_WRITTEN REQUEST_.
Copy each line holding the string "considerar".

_DATA RECORDS_.
** Start **

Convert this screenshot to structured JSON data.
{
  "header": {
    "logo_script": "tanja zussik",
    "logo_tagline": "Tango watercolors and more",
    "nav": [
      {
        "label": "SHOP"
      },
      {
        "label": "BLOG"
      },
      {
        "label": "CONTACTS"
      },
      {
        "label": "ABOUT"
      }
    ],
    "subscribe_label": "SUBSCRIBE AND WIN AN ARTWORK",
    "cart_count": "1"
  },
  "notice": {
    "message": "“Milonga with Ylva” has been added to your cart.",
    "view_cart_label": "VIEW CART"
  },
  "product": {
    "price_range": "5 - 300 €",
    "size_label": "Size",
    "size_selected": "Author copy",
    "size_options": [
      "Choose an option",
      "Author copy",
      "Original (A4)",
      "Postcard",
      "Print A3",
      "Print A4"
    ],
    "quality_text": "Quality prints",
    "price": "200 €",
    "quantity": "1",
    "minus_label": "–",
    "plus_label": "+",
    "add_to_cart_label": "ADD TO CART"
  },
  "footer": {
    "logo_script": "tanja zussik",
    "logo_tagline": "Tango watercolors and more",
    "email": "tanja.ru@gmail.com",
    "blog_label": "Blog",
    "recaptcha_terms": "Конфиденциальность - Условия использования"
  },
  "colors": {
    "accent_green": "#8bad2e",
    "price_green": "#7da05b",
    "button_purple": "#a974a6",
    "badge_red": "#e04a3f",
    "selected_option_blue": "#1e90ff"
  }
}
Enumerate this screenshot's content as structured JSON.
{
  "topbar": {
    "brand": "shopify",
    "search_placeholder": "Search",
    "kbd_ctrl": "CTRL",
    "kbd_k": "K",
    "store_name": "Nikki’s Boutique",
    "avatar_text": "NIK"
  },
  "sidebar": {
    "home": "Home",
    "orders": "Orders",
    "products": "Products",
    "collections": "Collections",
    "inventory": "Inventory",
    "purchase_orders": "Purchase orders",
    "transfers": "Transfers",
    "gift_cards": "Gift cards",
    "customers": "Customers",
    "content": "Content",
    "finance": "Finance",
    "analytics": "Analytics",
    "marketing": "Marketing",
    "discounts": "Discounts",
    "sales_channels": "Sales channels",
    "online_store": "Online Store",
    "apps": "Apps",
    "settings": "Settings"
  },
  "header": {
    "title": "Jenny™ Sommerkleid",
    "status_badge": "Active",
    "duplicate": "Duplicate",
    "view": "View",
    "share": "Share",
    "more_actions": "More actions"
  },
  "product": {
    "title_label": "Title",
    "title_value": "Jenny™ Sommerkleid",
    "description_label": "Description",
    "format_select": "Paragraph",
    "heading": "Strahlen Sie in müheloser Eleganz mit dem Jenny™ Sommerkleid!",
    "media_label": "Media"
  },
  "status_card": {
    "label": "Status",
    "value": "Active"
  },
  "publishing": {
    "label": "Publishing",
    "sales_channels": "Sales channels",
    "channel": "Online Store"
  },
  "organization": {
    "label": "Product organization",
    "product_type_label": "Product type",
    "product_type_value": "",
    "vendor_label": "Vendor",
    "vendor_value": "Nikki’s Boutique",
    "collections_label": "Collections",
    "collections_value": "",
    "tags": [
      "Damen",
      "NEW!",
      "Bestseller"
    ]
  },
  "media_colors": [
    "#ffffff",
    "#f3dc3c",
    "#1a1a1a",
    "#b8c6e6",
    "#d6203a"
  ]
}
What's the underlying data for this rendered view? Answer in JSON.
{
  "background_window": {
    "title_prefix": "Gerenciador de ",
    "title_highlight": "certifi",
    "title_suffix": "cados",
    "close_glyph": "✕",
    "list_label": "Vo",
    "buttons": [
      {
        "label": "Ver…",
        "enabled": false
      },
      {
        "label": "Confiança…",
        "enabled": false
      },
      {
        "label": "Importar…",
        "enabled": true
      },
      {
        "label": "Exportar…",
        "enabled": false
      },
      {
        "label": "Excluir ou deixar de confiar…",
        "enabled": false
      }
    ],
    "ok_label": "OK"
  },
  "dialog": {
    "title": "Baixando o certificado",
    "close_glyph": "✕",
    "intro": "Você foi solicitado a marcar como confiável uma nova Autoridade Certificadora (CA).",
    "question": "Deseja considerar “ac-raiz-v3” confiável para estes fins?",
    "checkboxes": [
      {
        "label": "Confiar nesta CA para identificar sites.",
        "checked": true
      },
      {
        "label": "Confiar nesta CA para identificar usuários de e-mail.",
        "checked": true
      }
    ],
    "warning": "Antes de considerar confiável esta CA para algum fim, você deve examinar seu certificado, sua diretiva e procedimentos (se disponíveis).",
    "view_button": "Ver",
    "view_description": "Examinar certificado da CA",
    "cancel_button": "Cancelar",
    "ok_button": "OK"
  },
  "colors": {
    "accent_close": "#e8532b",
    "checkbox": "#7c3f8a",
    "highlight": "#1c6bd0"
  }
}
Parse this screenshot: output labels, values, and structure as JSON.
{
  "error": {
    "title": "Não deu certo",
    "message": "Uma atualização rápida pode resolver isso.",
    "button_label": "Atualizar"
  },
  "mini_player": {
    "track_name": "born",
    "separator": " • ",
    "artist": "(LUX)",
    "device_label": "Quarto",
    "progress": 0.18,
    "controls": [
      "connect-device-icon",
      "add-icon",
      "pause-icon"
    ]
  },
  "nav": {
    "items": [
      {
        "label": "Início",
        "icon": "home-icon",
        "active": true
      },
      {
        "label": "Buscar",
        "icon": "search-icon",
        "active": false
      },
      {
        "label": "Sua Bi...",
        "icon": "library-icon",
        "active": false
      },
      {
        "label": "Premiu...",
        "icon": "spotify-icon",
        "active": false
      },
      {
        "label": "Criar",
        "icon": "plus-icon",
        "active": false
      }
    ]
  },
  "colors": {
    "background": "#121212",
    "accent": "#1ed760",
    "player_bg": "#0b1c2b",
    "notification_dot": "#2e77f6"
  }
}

** End **

_WRITTEN RESPONSE_.
    "question": "Deseja considerar “ac-raiz-v3” confiável para estes fins?",
    "warning": "Antes de considerar confiável esta CA para algum fim, você deve examinar seu certificado, sua diretiva e procedimentos (se disponíveis).",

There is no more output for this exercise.